Dataset records
-----
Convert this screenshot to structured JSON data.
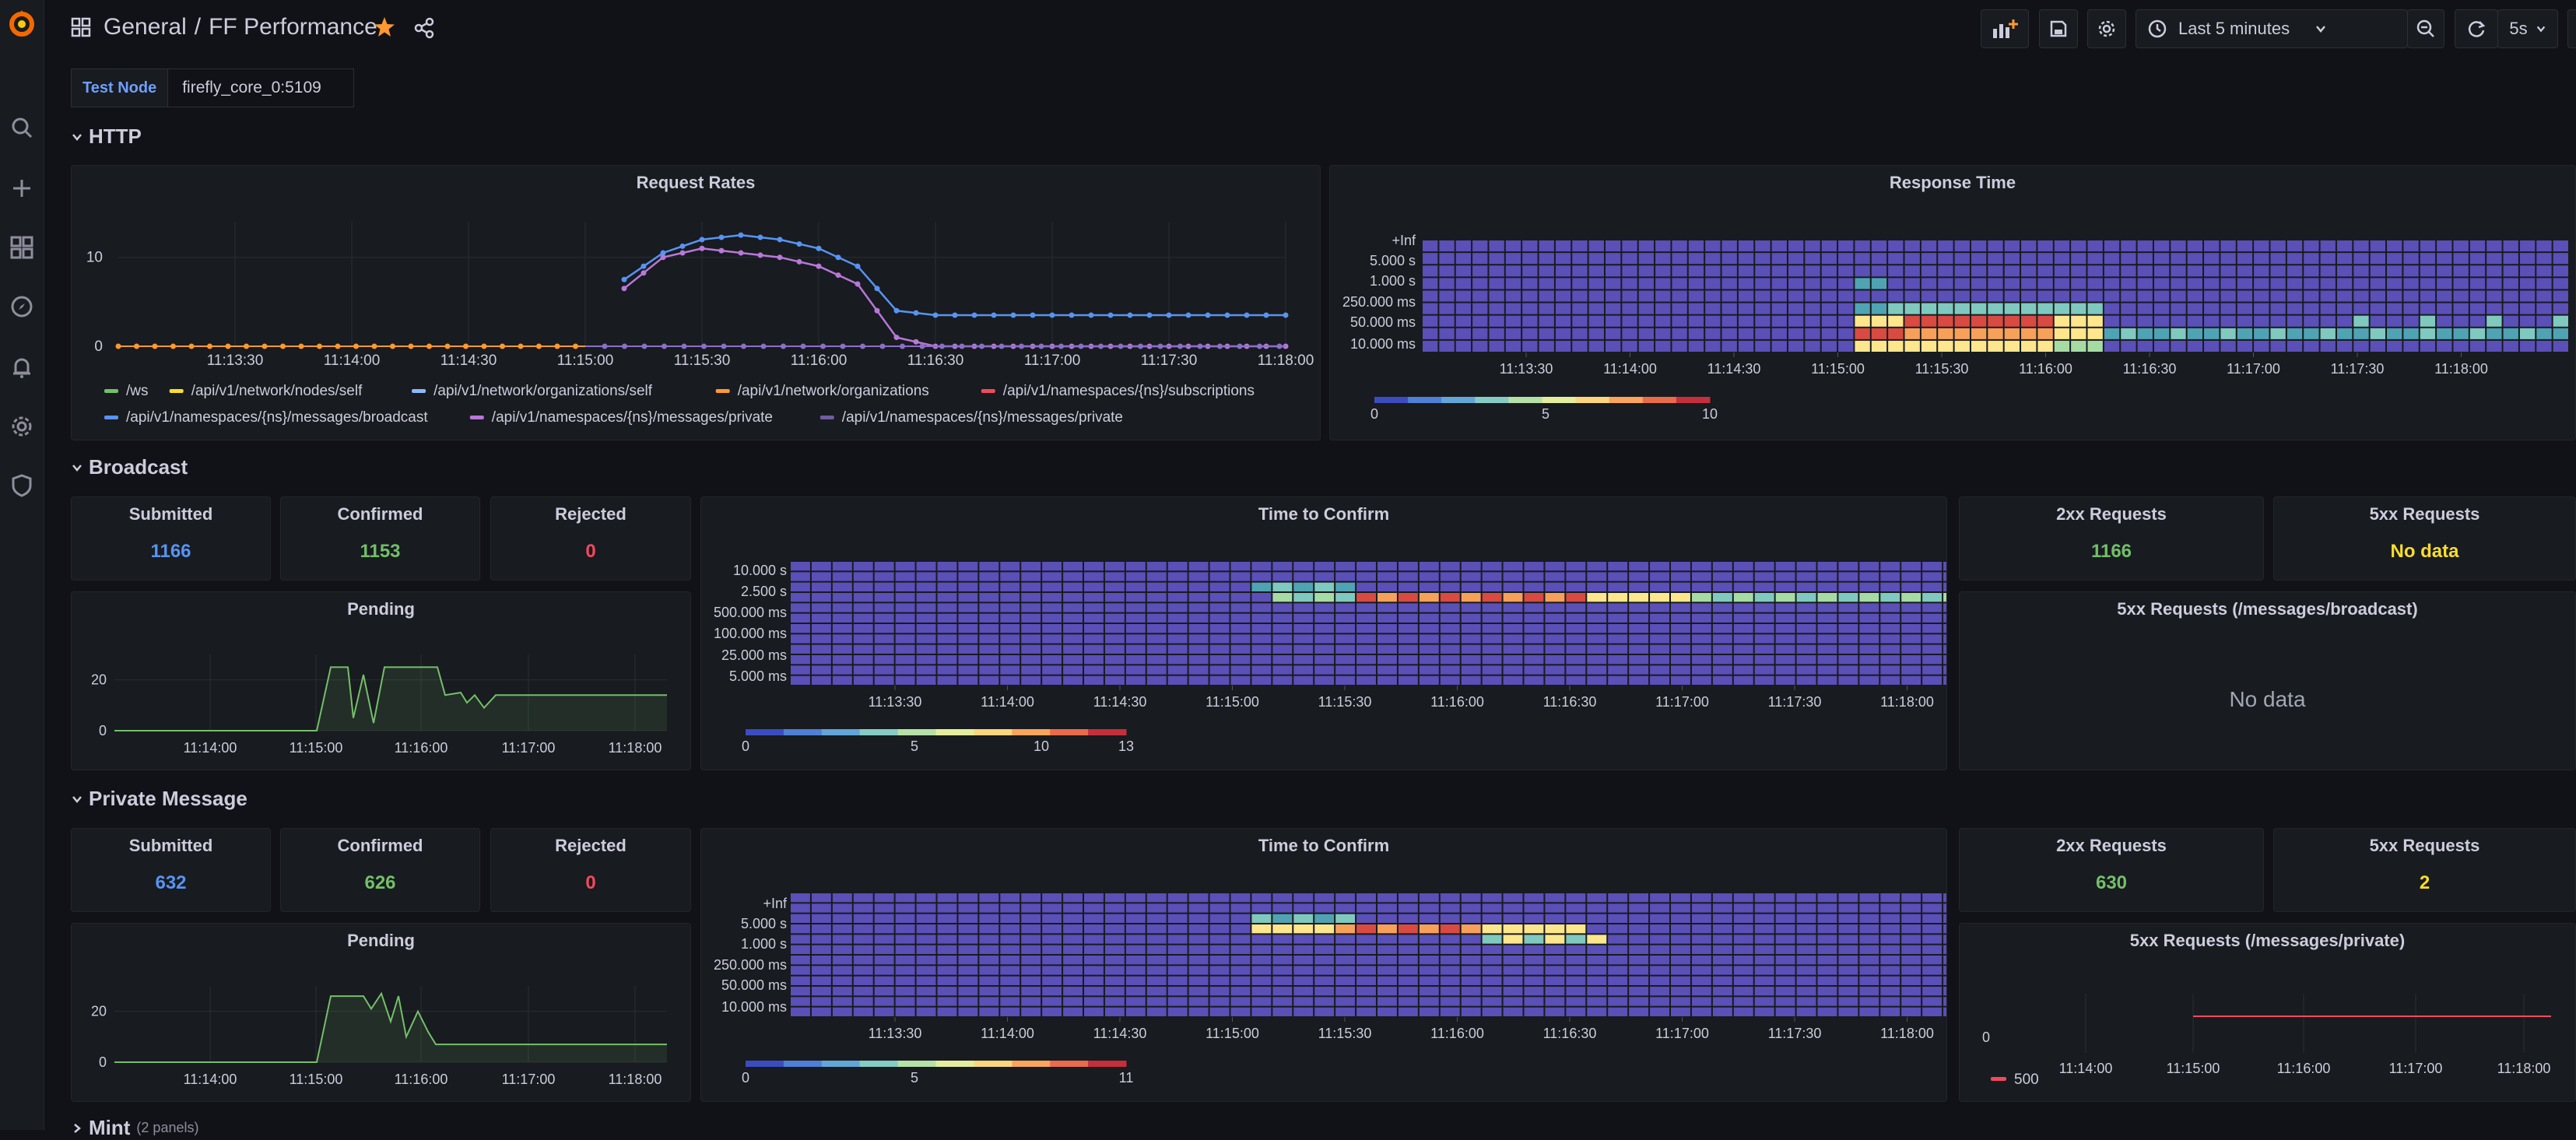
{
  "breadcrumb": {
    "folder": "General",
    "separator": "/",
    "dashboard": "FF Performance"
  },
  "toolbar": {
    "time_range": "Last 5 minutes",
    "refresh_interval": "5s"
  },
  "variable": {
    "label": "Test Node",
    "value": "firefly_core_0:5109"
  },
  "rows": {
    "http": "HTTP",
    "broadcast": "Broadcast",
    "private": "Private Message",
    "mint": "Mint",
    "mint_count": "(2 panels)"
  },
  "http": {
    "request_rates": {
      "title": "Request Rates",
      "y_ticks": [
        "0",
        "10"
      ]
    },
    "response_time": {
      "title": "Response Time",
      "y_ticks": [
        "+Inf",
        "5.000 s",
        "1.000 s",
        "250.000 ms",
        "50.000 ms",
        "10.000 ms"
      ],
      "scale_ticks": [
        "0",
        "5",
        "10"
      ]
    },
    "x_ticks": [
      "11:13:30",
      "11:14:00",
      "11:14:30",
      "11:15:00",
      "11:15:30",
      "11:16:00",
      "11:16:30",
      "11:17:00",
      "11:17:30",
      "11:18:00"
    ],
    "legend": [
      {
        "label": "/ws",
        "color": "#73bf69"
      },
      {
        "label": "/api/v1/network/nodes/self",
        "color": "#fade2a"
      },
      {
        "label": "/api/v1/network/organizations/self",
        "color": "#8ab8ff"
      },
      {
        "label": "/api/v1/network/organizations",
        "color": "#ff9830"
      },
      {
        "label": "/api/v1/namespaces/{ns}/subscriptions",
        "color": "#f2495c"
      },
      {
        "label": "/api/v1/namespaces/{ns}/messages/broadcast",
        "color": "#5794f2"
      },
      {
        "label": "/api/v1/namespaces/{ns}/messages/private",
        "color": "#b877d9"
      },
      {
        "label": "/api/v1/namespaces/{ns}/messages/private",
        "color": "#705da0"
      }
    ]
  },
  "broadcast": {
    "submitted": {
      "title": "Submitted",
      "value": "1166"
    },
    "confirmed": {
      "title": "Confirmed",
      "value": "1153"
    },
    "rejected": {
      "title": "Rejected",
      "value": "0"
    },
    "pending": {
      "title": "Pending",
      "y_ticks": [
        "0",
        "20"
      ],
      "x_ticks": [
        "11:14:00",
        "11:15:00",
        "11:16:00",
        "11:17:00",
        "11:18:00"
      ]
    },
    "ttc": {
      "title": "Time to Confirm",
      "y_ticks": [
        "10.000 s",
        "2.500 s",
        "500.000 ms",
        "100.000 ms",
        "25.000 ms",
        "5.000 ms"
      ],
      "scale_ticks": [
        "0",
        "5",
        "10",
        "13"
      ]
    },
    "req2xx": {
      "title": "2xx Requests",
      "value": "1166"
    },
    "req5xx": {
      "title": "5xx Requests",
      "value": "No data"
    },
    "req5xx_panel": {
      "title": "5xx Requests (/messages/broadcast)",
      "empty": "No data"
    }
  },
  "private": {
    "submitted": {
      "title": "Submitted",
      "value": "632"
    },
    "confirmed": {
      "title": "Confirmed",
      "value": "626"
    },
    "rejected": {
      "title": "Rejected",
      "value": "0"
    },
    "pending": {
      "title": "Pending",
      "y_ticks": [
        "0",
        "20"
      ],
      "x_ticks": [
        "11:14:00",
        "11:15:00",
        "11:16:00",
        "11:17:00",
        "11:18:00"
      ]
    },
    "ttc": {
      "title": "Time to Confirm",
      "y_ticks": [
        "+Inf",
        "5.000 s",
        "1.000 s",
        "250.000 ms",
        "50.000 ms",
        "10.000 ms"
      ],
      "scale_ticks": [
        "0",
        "5",
        "11"
      ]
    },
    "req2xx": {
      "title": "2xx Requests",
      "value": "630"
    },
    "req5xx": {
      "title": "5xx Requests",
      "value": "2"
    },
    "req5xx_panel": {
      "title": "5xx Requests (/messages/private)",
      "y_ticks": [
        "0"
      ],
      "x_ticks": [
        "11:14:00",
        "11:15:00",
        "11:16:00",
        "11:17:00",
        "11:18:00"
      ],
      "legend": "500"
    }
  },
  "colors": {
    "blue": "#5794f2",
    "green": "#73bf69",
    "red": "#f2495c",
    "yellow": "#fade2a",
    "orange": "#ff9830",
    "heat_bg": "#5b4fb8"
  },
  "chart_data": [
    {
      "type": "line",
      "title": "Request Rates",
      "x": [
        "11:13:30",
        "11:14:00",
        "11:14:30",
        "11:15:00",
        "11:15:10",
        "11:15:20",
        "11:15:30",
        "11:15:40",
        "11:15:50",
        "11:16:00",
        "11:16:10",
        "11:16:20",
        "11:16:30",
        "11:17:00",
        "11:17:30",
        "11:18:00"
      ],
      "series": [
        {
          "name": "/api/v1/namespaces/{ns}/messages/broadcast",
          "values": [
            null,
            null,
            null,
            null,
            7.5,
            10.5,
            12,
            12.5,
            12,
            11,
            9,
            4,
            3.5,
            3.5,
            3.5,
            3.5
          ]
        },
        {
          "name": "/api/v1/namespaces/{ns}/messages/private",
          "values": [
            null,
            null,
            null,
            null,
            6.5,
            10,
            11,
            10.5,
            10,
            9,
            7,
            1,
            0,
            0,
            0,
            0
          ]
        },
        {
          "name": "/api/v1/network/organizations",
          "values": [
            0,
            0,
            0,
            0,
            0,
            0,
            0,
            0,
            0,
            0,
            0,
            0,
            0,
            0,
            0,
            0
          ]
        }
      ],
      "ylim": [
        0,
        14
      ]
    },
    {
      "type": "heatmap",
      "title": "Response Time",
      "ylabels": [
        "+Inf",
        "5.000 s",
        "1.000 s",
        "250.000 ms",
        "50.000 ms",
        "10.000 ms"
      ],
      "scale": [
        0,
        10
      ]
    },
    {
      "type": "line",
      "title": "Pending",
      "x": [
        "11:14:00",
        "11:15:00",
        "11:15:10",
        "11:15:30",
        "11:16:00",
        "11:16:20",
        "11:17:00",
        "11:18:00"
      ],
      "series": [
        {
          "name": "",
          "values": [
            0,
            0,
            25,
            25,
            25,
            14,
            14,
            14
          ]
        }
      ],
      "ylim": [
        0,
        30
      ]
    },
    {
      "type": "heatmap",
      "title": "Time to Confirm",
      "ylabels": [
        "10.000 s",
        "2.500 s",
        "500.000 ms",
        "100.000 ms",
        "25.000 ms",
        "5.000 ms"
      ],
      "scale": [
        0,
        13
      ]
    },
    {
      "type": "line",
      "title": "Pending",
      "x": [
        "11:14:00",
        "11:15:00",
        "11:15:10",
        "11:15:30",
        "11:16:00",
        "11:16:20",
        "11:17:00",
        "11:18:00"
      ],
      "series": [
        {
          "name": "",
          "values": [
            0,
            0,
            25,
            25,
            20,
            7,
            7,
            7
          ]
        }
      ],
      "ylim": [
        0,
        30
      ]
    },
    {
      "type": "heatmap",
      "title": "Time to Confirm",
      "ylabels": [
        "+Inf",
        "5.000 s",
        "1.000 s",
        "250.000 ms",
        "50.000 ms",
        "10.000 ms"
      ],
      "scale": [
        0,
        11
      ]
    },
    {
      "type": "line",
      "title": "5xx Requests (/messages/private)",
      "x": [
        "11:15:00",
        "11:16:00",
        "11:17:00",
        "11:18:00"
      ],
      "series": [
        {
          "name": "500",
          "values": [
            1,
            1,
            1,
            1
          ]
        }
      ]
    }
  ]
}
-----
→ Exercise description
Examine the records and pull out every line where the string "private" occurs.

→ Correct response
    "private": "Private Message",
        "label": "/api/v1/namespaces/{ns}/messages/private",
        "label": "/api/v1/namespaces/{ns}/messages/private",
  "private": {
      "title": "5xx Requests (/messages/private)",
          "name": "/api/v1/namespaces/{ns}/messages/private",
      "title": "5xx Requests (/messages/private)",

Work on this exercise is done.